• **WHAT TO WORK ON**
Only the pictures are left out: repeat the rest of the entries exactly.

• **AVAILABLE DATA**
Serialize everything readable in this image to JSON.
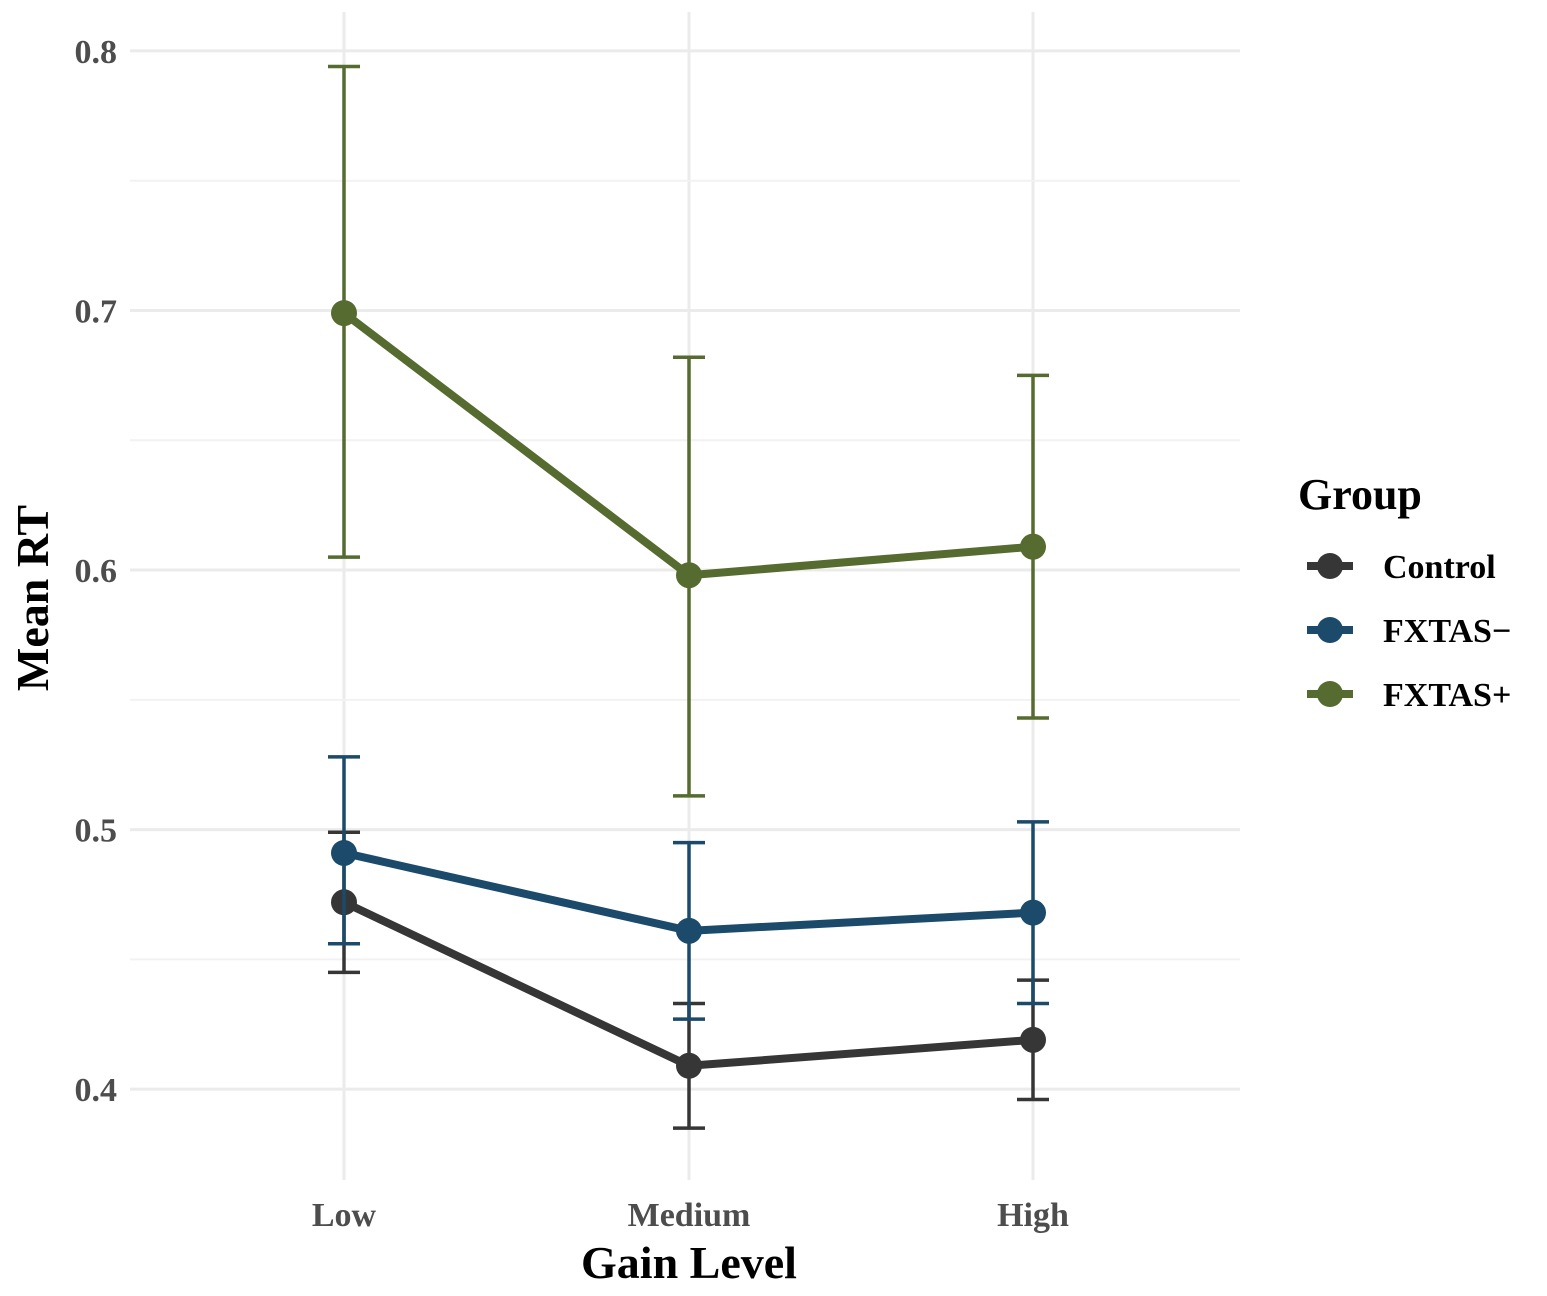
{
  "chart_data": {
    "type": "line",
    "title": "",
    "xlabel": "Gain Level",
    "ylabel": "Mean RT",
    "categories": [
      "Low",
      "Medium",
      "High"
    ],
    "ylim": [
      0.365,
      0.815
    ],
    "y_ticks": [
      0.4,
      0.5,
      0.6,
      0.7,
      0.8
    ],
    "y_tick_labels": [
      "0.4",
      "0.5",
      "0.6",
      "0.7",
      "0.8"
    ],
    "grid": true,
    "legend": {
      "title": "Group",
      "position": "right"
    },
    "series": [
      {
        "name": "Control",
        "color": "#363636",
        "values": [
          0.472,
          0.409,
          0.419
        ],
        "error_low": [
          0.445,
          0.385,
          0.396
        ],
        "error_high": [
          0.499,
          0.433,
          0.442
        ]
      },
      {
        "name": "FXTAS−",
        "color": "#1b4a6b",
        "values": [
          0.491,
          0.461,
          0.468
        ],
        "error_low": [
          0.456,
          0.427,
          0.433
        ],
        "error_high": [
          0.528,
          0.495,
          0.503
        ]
      },
      {
        "name": "FXTAS+",
        "color": "#556b2f",
        "values": [
          0.699,
          0.598,
          0.609
        ],
        "error_low": [
          0.605,
          0.513,
          0.543
        ],
        "error_high": [
          0.794,
          0.682,
          0.675
        ]
      }
    ]
  }
}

• **SOLUTION TO THIS EXERCISE**
Serialize everything readable in this image to JSON.
{
  "chart_data": {
    "type": "line",
    "title": "",
    "xlabel": "Gain Level",
    "ylabel": "Mean RT",
    "categories": [
      "Low",
      "Medium",
      "High"
    ],
    "ylim": [
      0.365,
      0.815
    ],
    "y_ticks": [
      0.4,
      0.5,
      0.6,
      0.7,
      0.8
    ],
    "y_tick_labels": [
      "0.4",
      "0.5",
      "0.6",
      "0.7",
      "0.8"
    ],
    "grid": true,
    "legend": {
      "title": "Group",
      "position": "right"
    },
    "series": [
      {
        "name": "Control",
        "color": "#363636",
        "values": [
          0.472,
          0.409,
          0.419
        ],
        "error_low": [
          0.445,
          0.385,
          0.396
        ],
        "error_high": [
          0.499,
          0.433,
          0.442
        ]
      },
      {
        "name": "FXTAS−",
        "color": "#1b4a6b",
        "values": [
          0.491,
          0.461,
          0.468
        ],
        "error_low": [
          0.456,
          0.427,
          0.433
        ],
        "error_high": [
          0.528,
          0.495,
          0.503
        ]
      },
      {
        "name": "FXTAS+",
        "color": "#556b2f",
        "values": [
          0.699,
          0.598,
          0.609
        ],
        "error_low": [
          0.605,
          0.513,
          0.543
        ],
        "error_high": [
          0.794,
          0.682,
          0.675
        ]
      }
    ]
  }
}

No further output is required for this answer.